::: INPUT FOR THIS TASK :::

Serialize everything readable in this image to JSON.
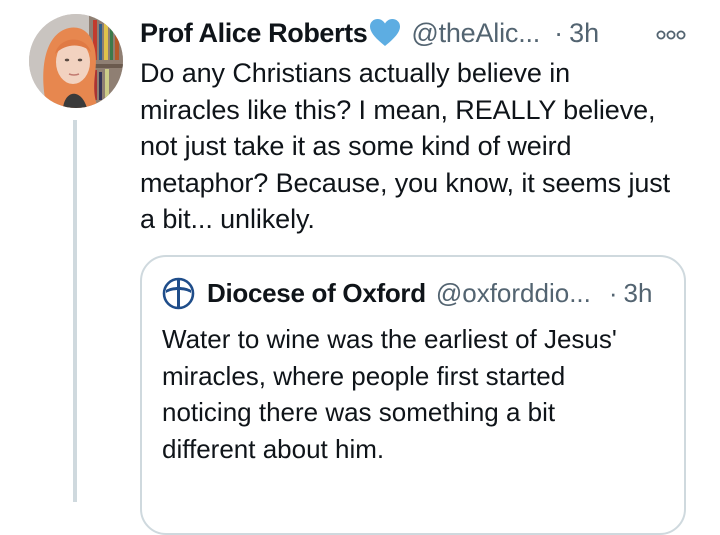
{
  "tweet": {
    "author_name": "Prof Alice Roberts",
    "author_emoji_icon": "blue-heart-icon",
    "handle": "@theAlic...",
    "separator": "·",
    "time": "3h",
    "more_icon": "more-options-icon",
    "text_lines": [
      "Do any Christians actually believe in",
      "miracles like this? I mean, REALLY believe,",
      "not just take it as some kind of weird",
      "metaphor? Because, you know, it seems just",
      "a bit... unlikely."
    ]
  },
  "quoted_tweet": {
    "avatar_icon": "diocese-cross-logo-icon",
    "author_name": "Diocese of Oxford",
    "handle": "@oxforddio...",
    "separator": "·",
    "time": "3h",
    "text_lines": [
      "Water to wine was the earliest of Jesus'",
      "miracles, where people first started",
      "noticing there was something a bit",
      "different about him."
    ]
  },
  "colors": {
    "text_primary": "#0f1419",
    "text_secondary": "#536471",
    "border": "#cfd9de",
    "heart": "#5dade2",
    "logo": "#1f4d8a"
  }
}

:::

§ PROMPT:
Leave the pictures out and reproduce all of the records exactly.

§ RESULT OF THE EXERCISE:
Serialize everything readable in this image to JSON.
{
  "tweet": {
    "author_name": "Prof Alice Roberts",
    "author_emoji_icon": "blue-heart-icon",
    "handle": "@theAlic...",
    "separator": "·",
    "time": "3h",
    "more_icon": "more-options-icon",
    "text_lines": [
      "Do any Christians actually believe in",
      "miracles like this? I mean, REALLY believe,",
      "not just take it as some kind of weird",
      "metaphor? Because, you know, it seems just",
      "a bit... unlikely."
    ]
  },
  "quoted_tweet": {
    "avatar_icon": "diocese-cross-logo-icon",
    "author_name": "Diocese of Oxford",
    "handle": "@oxforddio...",
    "separator": "·",
    "time": "3h",
    "text_lines": [
      "Water to wine was the earliest of Jesus'",
      "miracles, where people first started",
      "noticing there was something a bit",
      "different about him."
    ]
  },
  "colors": {
    "text_primary": "#0f1419",
    "text_secondary": "#536471",
    "border": "#cfd9de",
    "heart": "#5dade2",
    "logo": "#1f4d8a"
  }
}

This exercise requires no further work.